**TASK INPUTS:**
◆ ◆ ◆ ◆

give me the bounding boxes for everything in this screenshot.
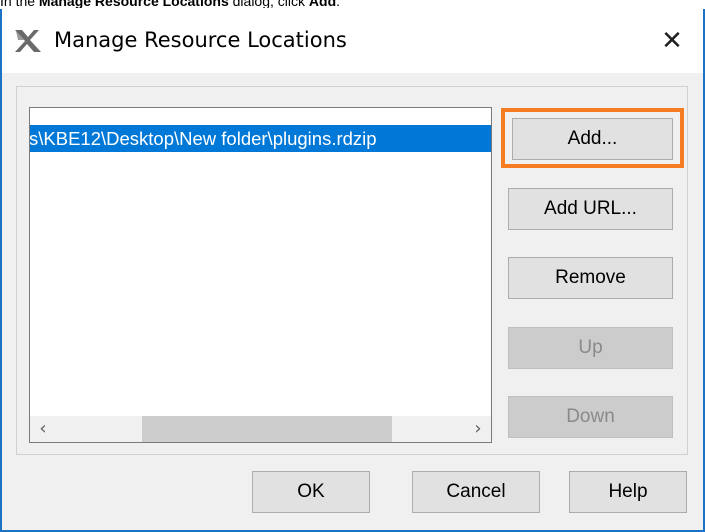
horizontal-scrollbar[interactable]: ‹ › <box>30 416 491 442</box>
ok-button[interactable]: OK <box>252 471 370 513</box>
add-button[interactable]: Add... <box>512 118 673 160</box>
up-button[interactable]: Up <box>508 327 673 369</box>
close-icon[interactable]: ✕ <box>641 9 703 73</box>
app-icon <box>15 30 41 52</box>
scroll-right-icon[interactable]: › <box>465 416 491 442</box>
caption-dialog-name: Manage Resource Locations <box>38 0 229 8</box>
instruction-caption: In the Manage Resource Locations dialog,… <box>0 0 705 8</box>
cancel-button[interactable]: Cancel <box>412 471 540 513</box>
scroll-thumb[interactable] <box>142 416 392 442</box>
dialog-title: Manage Resource Locations <box>54 28 347 52</box>
remove-button[interactable]: Remove <box>508 257 673 299</box>
manage-resource-locations-dialog: Manage Resource Locations ✕ s\KBE12\Desk… <box>0 9 705 532</box>
resource-locations-list[interactable]: s\KBE12\Desktop\New folder\plugins.rdzip… <box>29 107 492 443</box>
add-url-button[interactable]: Add URL... <box>508 188 673 230</box>
list-item[interactable]: s\KBE12\Desktop\New folder\plugins.rdzip <box>30 125 491 152</box>
caption-prefix: In the <box>0 0 39 8</box>
caption-action: Add <box>308 0 337 8</box>
scroll-left-icon[interactable]: ‹ <box>30 416 56 442</box>
down-button[interactable]: Down <box>508 396 673 438</box>
caption-middle: dialog, click <box>228 0 309 8</box>
caption-suffix: . <box>336 0 341 8</box>
help-button[interactable]: Help <box>569 471 687 513</box>
title-bar[interactable]: Manage Resource Locations ✕ <box>2 9 703 73</box>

◆ ◆ ◆ ◆

**CHALLENGE:** Find every line in the listing above that contains the string "Desktop" and copy each one. Case counts.

**TASK ANSWER:**
resource-locations-list[interactable]: s\KBE12\Desktop\New folder\plugins.rdzip… <box>29 107 492 443</box>
list-item[interactable]: s\KBE12\Desktop\New folder\plugins.rdzip <box>30 125 491 152</box>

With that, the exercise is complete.